▸ Dataset rows

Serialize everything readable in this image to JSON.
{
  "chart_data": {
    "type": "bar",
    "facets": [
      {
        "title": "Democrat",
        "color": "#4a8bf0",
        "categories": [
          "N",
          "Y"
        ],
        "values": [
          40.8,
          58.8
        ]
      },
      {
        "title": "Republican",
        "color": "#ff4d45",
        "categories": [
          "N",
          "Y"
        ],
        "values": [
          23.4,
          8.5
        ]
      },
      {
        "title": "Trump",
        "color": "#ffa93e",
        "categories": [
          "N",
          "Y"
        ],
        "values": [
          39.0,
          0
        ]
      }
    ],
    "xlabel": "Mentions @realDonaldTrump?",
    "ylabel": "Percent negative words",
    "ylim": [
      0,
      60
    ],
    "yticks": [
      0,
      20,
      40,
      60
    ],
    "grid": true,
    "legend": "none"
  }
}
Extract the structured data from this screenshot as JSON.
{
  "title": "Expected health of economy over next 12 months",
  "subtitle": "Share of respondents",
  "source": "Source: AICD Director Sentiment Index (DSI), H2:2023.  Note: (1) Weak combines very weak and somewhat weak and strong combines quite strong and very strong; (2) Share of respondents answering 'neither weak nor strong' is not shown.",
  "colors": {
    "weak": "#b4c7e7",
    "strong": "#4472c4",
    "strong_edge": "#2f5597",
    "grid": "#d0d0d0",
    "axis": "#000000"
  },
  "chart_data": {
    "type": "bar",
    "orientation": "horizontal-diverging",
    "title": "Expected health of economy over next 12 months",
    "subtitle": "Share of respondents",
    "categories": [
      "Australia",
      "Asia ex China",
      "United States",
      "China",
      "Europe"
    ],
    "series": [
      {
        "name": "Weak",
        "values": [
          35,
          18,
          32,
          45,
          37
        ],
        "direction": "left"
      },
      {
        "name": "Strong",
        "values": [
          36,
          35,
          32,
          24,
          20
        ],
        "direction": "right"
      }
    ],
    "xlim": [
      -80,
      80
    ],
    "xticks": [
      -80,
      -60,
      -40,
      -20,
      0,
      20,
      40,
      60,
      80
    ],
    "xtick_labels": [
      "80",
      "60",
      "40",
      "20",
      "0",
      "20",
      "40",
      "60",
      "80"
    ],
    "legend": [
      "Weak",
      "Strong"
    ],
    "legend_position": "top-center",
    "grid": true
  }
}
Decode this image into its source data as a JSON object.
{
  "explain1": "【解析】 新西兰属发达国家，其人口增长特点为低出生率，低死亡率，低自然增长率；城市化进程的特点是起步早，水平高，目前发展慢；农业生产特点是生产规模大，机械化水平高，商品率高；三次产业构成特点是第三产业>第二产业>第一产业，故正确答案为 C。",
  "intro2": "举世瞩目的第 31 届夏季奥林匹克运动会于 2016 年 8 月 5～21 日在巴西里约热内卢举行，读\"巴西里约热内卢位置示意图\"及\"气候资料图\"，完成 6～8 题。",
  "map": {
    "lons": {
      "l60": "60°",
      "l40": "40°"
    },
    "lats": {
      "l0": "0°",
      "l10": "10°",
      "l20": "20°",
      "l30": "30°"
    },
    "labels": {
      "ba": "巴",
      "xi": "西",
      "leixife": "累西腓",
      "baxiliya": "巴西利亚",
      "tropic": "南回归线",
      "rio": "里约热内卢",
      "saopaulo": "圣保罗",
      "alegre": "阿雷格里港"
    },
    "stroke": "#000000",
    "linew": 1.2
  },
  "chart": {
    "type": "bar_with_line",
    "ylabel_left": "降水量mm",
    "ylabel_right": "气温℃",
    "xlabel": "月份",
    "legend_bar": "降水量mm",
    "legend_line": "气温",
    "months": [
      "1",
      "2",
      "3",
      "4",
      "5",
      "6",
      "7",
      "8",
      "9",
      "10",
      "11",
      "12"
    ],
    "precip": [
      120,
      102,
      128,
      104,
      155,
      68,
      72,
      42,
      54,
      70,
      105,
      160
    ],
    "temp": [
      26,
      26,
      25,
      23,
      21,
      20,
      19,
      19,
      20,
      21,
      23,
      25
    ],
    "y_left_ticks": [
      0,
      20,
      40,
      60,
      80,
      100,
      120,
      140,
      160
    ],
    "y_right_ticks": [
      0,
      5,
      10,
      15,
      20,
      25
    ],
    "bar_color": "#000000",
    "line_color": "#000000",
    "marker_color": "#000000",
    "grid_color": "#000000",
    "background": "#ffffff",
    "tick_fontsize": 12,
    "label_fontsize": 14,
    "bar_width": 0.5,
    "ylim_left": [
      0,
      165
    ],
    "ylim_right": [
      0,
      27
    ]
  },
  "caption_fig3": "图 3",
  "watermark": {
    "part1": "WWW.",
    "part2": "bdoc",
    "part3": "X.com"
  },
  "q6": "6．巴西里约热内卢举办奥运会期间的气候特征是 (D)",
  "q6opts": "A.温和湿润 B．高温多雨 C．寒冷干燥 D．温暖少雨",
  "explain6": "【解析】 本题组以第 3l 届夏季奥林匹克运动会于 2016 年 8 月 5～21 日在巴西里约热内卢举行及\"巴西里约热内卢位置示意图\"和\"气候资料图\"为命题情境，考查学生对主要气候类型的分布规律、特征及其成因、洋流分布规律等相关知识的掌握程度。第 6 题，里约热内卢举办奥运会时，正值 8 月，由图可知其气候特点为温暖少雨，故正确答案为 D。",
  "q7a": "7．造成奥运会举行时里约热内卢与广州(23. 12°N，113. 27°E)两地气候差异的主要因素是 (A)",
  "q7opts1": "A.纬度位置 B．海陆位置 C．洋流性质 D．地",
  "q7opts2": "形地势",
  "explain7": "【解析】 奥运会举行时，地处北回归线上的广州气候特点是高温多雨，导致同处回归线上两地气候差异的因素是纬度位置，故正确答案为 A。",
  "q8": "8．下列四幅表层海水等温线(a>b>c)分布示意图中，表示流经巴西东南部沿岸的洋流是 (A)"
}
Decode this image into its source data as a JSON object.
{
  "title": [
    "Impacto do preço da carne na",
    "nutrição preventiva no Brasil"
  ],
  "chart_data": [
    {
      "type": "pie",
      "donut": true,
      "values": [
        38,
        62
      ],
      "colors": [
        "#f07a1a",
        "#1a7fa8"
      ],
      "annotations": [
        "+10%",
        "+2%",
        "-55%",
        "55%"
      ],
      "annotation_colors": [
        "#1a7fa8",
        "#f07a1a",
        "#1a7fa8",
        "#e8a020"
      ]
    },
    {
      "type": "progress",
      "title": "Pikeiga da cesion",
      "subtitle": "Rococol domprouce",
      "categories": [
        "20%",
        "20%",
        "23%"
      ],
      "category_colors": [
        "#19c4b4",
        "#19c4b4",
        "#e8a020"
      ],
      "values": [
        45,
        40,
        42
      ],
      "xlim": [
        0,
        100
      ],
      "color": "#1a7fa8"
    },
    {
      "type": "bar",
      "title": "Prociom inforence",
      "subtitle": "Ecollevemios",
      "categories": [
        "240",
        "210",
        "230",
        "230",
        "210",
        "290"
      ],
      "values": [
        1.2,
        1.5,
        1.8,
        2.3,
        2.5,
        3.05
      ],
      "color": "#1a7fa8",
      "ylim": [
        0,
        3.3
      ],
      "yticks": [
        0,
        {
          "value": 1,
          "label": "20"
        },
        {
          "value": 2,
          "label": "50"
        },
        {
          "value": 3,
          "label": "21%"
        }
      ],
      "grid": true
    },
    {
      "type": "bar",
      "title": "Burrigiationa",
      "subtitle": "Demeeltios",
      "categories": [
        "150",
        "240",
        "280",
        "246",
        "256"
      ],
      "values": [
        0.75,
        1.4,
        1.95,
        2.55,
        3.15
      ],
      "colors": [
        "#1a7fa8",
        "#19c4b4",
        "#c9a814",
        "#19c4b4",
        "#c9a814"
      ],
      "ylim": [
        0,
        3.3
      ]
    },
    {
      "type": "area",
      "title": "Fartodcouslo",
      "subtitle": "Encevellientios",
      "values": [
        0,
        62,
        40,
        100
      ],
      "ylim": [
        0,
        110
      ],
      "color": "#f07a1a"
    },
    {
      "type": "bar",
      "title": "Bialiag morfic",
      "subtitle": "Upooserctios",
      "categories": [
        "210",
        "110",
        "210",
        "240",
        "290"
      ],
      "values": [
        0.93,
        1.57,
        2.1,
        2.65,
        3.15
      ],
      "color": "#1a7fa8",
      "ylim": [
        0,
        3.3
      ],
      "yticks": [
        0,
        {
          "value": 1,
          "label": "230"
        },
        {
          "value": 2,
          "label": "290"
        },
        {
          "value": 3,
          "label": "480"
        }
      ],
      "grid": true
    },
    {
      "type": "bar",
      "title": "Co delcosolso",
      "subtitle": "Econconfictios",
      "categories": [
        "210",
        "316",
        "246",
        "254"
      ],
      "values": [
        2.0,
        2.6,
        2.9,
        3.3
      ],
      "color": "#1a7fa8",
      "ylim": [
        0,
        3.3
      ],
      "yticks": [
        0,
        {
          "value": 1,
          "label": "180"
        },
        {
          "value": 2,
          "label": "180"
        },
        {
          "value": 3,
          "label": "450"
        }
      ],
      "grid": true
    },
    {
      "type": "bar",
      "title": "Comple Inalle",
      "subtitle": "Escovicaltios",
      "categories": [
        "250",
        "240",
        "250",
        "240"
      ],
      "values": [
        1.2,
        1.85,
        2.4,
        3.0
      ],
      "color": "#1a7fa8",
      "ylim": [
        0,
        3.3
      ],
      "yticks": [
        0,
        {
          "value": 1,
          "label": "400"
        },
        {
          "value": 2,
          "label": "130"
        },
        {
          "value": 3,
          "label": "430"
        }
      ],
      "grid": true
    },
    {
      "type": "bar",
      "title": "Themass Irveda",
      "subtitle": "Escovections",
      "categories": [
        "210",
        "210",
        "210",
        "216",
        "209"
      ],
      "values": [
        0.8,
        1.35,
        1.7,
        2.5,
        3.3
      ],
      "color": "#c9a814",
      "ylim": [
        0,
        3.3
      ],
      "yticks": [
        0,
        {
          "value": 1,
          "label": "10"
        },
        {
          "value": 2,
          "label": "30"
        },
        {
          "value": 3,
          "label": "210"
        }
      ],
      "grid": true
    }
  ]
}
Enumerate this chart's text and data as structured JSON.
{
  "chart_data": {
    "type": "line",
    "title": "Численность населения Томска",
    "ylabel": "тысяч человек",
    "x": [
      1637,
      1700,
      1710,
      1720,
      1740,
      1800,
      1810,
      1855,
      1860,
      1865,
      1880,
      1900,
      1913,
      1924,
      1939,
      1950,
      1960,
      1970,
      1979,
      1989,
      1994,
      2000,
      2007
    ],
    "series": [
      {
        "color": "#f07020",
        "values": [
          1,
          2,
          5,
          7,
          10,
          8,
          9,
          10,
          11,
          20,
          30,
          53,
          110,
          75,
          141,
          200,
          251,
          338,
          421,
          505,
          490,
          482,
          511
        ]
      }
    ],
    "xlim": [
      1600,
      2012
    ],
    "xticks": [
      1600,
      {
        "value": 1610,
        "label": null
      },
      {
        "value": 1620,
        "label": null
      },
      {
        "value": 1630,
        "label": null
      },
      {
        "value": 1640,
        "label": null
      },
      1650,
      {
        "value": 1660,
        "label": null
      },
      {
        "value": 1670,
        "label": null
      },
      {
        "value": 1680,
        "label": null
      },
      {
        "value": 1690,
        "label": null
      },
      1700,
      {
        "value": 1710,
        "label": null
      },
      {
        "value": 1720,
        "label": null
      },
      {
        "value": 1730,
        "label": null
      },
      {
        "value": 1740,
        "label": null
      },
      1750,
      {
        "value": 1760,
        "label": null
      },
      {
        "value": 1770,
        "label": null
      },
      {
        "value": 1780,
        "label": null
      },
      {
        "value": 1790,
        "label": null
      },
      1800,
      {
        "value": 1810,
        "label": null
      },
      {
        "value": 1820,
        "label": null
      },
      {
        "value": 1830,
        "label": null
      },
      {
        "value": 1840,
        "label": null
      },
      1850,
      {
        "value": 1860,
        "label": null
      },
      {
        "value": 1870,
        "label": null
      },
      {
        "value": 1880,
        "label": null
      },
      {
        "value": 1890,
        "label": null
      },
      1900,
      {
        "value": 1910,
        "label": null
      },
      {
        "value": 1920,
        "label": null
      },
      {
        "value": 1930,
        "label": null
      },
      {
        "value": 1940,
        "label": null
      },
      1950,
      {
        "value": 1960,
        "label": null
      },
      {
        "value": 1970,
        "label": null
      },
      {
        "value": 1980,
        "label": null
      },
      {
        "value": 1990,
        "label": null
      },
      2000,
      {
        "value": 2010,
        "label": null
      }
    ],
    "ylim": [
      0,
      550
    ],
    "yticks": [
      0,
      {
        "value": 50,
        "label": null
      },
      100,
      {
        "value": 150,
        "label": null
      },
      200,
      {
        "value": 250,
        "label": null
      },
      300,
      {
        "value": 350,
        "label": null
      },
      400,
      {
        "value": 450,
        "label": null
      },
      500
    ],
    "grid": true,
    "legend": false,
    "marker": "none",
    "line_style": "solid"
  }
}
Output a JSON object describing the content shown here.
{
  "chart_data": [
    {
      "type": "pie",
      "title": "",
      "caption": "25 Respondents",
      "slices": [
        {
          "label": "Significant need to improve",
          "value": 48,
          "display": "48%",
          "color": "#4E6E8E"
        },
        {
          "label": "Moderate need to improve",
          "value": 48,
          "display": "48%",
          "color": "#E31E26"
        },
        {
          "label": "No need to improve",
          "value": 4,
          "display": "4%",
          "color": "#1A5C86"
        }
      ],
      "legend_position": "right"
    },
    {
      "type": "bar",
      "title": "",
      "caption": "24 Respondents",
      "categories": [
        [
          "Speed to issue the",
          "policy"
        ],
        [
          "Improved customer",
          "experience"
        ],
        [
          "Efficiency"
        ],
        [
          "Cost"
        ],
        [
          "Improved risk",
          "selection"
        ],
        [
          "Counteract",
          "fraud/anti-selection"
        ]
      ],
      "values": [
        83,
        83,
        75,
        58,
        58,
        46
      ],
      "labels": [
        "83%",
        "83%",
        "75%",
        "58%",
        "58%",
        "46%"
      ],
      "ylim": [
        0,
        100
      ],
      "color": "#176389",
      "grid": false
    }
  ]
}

▸ Instruction
Return the lines of the records that include the string "structured".

▸ Exercise output
Extract the structured data from this screenshot as JSON.
Enumerate this chart's text and data as structured JSON.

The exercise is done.